REQUEST: Write out precisely the lines beginning with the line that contains "Type out the text in this image." and ending with the last line of the entries, and no other lines.
>> Begin
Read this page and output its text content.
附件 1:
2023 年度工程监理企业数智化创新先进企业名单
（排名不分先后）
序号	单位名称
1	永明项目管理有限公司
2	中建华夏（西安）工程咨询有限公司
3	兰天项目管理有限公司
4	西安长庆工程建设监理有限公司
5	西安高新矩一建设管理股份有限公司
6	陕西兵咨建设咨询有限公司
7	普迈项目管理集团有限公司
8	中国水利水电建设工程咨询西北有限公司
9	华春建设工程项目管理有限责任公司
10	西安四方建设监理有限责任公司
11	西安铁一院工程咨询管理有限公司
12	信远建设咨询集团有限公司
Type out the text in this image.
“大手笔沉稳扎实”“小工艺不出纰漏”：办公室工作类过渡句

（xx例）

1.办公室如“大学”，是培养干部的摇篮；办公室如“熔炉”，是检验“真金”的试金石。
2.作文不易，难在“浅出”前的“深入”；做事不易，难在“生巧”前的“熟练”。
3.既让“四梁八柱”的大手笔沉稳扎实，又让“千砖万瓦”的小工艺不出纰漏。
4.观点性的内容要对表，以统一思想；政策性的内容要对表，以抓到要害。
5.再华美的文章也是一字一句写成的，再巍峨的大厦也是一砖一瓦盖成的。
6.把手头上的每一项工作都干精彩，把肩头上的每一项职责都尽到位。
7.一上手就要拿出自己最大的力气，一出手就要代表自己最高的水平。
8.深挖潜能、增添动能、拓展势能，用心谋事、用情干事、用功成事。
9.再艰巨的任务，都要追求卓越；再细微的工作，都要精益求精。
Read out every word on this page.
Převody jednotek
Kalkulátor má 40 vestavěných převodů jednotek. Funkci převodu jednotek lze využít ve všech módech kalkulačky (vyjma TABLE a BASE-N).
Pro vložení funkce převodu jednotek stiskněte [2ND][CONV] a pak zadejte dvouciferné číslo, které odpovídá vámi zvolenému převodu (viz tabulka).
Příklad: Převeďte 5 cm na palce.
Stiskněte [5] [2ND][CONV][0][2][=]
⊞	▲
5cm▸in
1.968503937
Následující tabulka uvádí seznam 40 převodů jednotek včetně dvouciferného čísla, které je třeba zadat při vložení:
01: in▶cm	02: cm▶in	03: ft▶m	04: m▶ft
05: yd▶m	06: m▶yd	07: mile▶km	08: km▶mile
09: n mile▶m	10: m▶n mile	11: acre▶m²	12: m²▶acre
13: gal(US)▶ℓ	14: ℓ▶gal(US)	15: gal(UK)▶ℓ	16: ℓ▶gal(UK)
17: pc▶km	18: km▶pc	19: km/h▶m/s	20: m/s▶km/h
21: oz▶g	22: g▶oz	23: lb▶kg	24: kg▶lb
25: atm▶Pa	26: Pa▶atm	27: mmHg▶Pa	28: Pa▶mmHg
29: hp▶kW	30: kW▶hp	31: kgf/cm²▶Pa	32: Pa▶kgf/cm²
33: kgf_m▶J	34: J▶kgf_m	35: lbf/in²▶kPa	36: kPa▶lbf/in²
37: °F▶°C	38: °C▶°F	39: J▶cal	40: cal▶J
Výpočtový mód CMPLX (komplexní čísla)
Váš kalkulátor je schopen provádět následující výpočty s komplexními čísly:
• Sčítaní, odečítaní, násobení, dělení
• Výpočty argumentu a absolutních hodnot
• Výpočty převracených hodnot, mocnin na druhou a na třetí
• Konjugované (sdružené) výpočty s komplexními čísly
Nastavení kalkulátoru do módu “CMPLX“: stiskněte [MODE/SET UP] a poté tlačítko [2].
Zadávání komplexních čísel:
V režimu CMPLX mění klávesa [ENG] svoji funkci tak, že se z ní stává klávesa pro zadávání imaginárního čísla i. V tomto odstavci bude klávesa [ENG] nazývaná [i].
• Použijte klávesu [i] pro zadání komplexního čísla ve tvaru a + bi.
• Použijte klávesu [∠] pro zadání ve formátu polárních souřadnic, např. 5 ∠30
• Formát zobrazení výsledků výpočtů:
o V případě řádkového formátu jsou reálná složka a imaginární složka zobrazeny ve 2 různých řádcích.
>> End
WORKED SOLUTION:
Type out the text in this image.
“大手笔沉稳扎实”“小工艺不出纰漏”：办公室工作类过渡句

（xx例）

1.办公室如“大学”，是培养干部的摇篮；办公室如“熔炉”，是检验“真金”的试金石。
2.作文不易，难在“浅出”前的“深入”；做事不易，难在“生巧”前的“熟练”。
3.既让“四梁八柱”的大手笔沉稳扎实，又让“千砖万瓦”的小工艺不出纰漏。
4.观点性的内容要对表，以统一思想；政策性的内容要对表，以抓到要害。
5.再华美的文章也是一字一句写成的，再巍峨的大厦也是一砖一瓦盖成的。
6.把手头上的每一项工作都干精彩，把肩头上的每一项职责都尽到位。
7.一上手就要拿出自己最大的力气，一出手就要代表自己最高的水平。
8.深挖潜能、增添动能、拓展势能，用心谋事、用情干事、用功成事。
9.再艰巨的任务，都要追求卓越；再细微的工作，都要精益求精。
Read out every word on this page.
Převody jednotek
Kalkulátor má 40 vestavěných převodů jednotek. Funkci převodu jednotek lze využít ve všech módech kalkulačky (vyjma TABLE a BASE-N).
Pro vložení funkce převodu jednotek stiskněte [2ND][CONV] a pak zadejte dvouciferné číslo, které odpovídá vámi zvolenému převodu (viz tabulka).
Příklad: Převeďte 5 cm na palce.
Stiskněte [5] [2ND][CONV][0][2][=]
⊞	▲
5cm▸in
1.968503937
Následující tabulka uvádí seznam 40 převodů jednotek včetně dvouciferného čísla, které je třeba zadat při vložení:
01: in▶cm	02: cm▶in	03: ft▶m	04: m▶ft
05: yd▶m	06: m▶yd	07: mile▶km	08: km▶mile
09: n mile▶m	10: m▶n mile	11: acre▶m²	12: m²▶acre
13: gal(US)▶ℓ	14: ℓ▶gal(US)	15: gal(UK)▶ℓ	16: ℓ▶gal(UK)
17: pc▶km	18: km▶pc	19: km/h▶m/s	20: m/s▶km/h
21: oz▶g	22: g▶oz	23: lb▶kg	24: kg▶lb
25: atm▶Pa	26: Pa▶atm	27: mmHg▶Pa	28: Pa▶mmHg
29: hp▶kW	30: kW▶hp	31: kgf/cm²▶Pa	32: Pa▶kgf/cm²
33: kgf_m▶J	34: J▶kgf_m	35: lbf/in²▶kPa	36: kPa▶lbf/in²
37: °F▶°C	38: °C▶°F	39: J▶cal	40: cal▶J
Výpočtový mód CMPLX (komplexní čísla)
Váš kalkulátor je schopen provádět následující výpočty s komplexními čísly:
• Sčítaní, odečítaní, násobení, dělení
• Výpočty argumentu a absolutních hodnot
• Výpočty převracených hodnot, mocnin na druhou a na třetí
• Konjugované (sdružené) výpočty s komplexními čísly
Nastavení kalkulátoru do módu “CMPLX“: stiskněte [MODE/SET UP] a poté tlačítko [2].
Zadávání komplexních čísel:
V režimu CMPLX mění klávesa [ENG] svoji funkci tak, že se z ní stává klávesa pro zadávání imaginárního čísla i. V tomto odstavci bude klávesa [ENG] nazývaná [i].
• Použijte klávesu [i] pro zadání komplexního čísla ve tvaru a + bi.
• Použijte klávesu [∠] pro zadání ve formátu polárních souřadnic, např. 5 ∠30
• Formát zobrazení výsledků výpočtů:
o V případě řádkového formátu jsou reálná složka a imaginární složka zobrazeny ve 2 různých řádcích.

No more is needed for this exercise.